■ WHAT IS EXPECTED
Only lines holding the word "text" should be copied from the material.

■ Data extracted from a collection

★ ★ ★ ★ ★ ★ ★

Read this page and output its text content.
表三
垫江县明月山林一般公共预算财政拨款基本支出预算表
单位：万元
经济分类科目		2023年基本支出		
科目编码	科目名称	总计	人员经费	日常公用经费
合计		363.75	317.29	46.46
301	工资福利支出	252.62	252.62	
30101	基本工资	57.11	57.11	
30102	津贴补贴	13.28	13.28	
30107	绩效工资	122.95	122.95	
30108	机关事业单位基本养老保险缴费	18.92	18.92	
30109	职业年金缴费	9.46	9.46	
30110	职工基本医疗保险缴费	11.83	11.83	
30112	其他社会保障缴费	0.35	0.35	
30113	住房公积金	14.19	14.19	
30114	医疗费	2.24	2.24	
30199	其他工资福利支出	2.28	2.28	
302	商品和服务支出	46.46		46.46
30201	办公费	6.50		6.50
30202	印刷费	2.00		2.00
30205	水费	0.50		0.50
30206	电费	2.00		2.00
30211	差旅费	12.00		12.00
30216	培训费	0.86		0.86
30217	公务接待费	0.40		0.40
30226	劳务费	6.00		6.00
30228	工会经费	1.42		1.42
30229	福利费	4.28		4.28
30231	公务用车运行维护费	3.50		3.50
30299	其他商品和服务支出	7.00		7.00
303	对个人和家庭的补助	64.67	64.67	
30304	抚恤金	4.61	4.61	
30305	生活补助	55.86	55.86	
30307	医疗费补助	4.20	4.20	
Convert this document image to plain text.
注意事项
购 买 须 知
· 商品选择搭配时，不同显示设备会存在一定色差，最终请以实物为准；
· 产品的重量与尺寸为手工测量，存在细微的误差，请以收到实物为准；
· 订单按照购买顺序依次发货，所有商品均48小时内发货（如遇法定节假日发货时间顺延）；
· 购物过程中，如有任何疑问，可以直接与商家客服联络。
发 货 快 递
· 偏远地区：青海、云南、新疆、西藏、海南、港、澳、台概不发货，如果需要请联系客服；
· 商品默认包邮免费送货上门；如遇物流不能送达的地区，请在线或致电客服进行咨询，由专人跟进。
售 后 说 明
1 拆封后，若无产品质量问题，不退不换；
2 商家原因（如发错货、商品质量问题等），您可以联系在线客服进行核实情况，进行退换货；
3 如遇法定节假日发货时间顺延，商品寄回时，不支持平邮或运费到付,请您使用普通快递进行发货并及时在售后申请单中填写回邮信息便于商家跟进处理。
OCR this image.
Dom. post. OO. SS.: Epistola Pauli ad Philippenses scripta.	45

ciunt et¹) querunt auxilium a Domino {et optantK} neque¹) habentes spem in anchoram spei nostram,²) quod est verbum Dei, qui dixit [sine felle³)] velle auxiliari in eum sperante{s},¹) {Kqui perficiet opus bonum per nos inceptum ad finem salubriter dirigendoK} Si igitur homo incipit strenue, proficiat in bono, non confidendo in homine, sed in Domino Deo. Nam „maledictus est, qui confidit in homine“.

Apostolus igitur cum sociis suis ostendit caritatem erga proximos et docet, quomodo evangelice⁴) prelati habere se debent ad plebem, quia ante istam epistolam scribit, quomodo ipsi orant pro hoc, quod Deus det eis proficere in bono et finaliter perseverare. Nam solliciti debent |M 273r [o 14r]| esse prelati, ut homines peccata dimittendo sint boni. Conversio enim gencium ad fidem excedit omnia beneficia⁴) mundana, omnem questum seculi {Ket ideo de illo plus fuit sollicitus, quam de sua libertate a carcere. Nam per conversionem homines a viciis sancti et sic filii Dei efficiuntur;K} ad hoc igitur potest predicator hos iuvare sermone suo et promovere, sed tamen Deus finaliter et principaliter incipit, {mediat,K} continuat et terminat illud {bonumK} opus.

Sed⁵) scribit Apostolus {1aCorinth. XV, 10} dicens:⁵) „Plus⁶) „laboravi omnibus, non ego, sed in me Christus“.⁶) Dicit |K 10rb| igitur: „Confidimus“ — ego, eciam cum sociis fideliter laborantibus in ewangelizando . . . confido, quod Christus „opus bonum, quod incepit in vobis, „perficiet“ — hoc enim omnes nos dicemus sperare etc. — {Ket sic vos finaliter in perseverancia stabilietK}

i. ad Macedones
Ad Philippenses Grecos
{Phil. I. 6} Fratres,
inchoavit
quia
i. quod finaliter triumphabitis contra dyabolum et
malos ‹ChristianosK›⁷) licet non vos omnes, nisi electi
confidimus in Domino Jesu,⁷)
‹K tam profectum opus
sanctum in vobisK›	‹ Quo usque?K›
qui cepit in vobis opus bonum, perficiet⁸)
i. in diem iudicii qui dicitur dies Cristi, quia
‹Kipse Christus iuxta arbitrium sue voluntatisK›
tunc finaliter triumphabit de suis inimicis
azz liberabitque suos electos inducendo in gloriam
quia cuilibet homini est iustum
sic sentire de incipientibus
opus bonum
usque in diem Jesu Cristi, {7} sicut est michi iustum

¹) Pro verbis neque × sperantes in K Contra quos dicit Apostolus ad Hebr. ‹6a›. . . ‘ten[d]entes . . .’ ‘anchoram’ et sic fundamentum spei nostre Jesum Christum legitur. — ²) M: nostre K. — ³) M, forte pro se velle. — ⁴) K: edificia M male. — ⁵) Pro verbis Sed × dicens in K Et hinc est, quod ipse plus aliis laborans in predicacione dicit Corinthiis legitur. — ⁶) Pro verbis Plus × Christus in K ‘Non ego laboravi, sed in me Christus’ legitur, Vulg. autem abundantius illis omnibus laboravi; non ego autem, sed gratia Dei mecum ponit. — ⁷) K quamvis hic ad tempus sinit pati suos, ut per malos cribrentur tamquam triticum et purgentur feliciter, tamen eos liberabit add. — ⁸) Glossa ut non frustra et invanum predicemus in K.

★ ★ ★ ★ ★ ★ ★

■ THE RESPONSE
Read this page and output its text content.
Convert this document image to plain text.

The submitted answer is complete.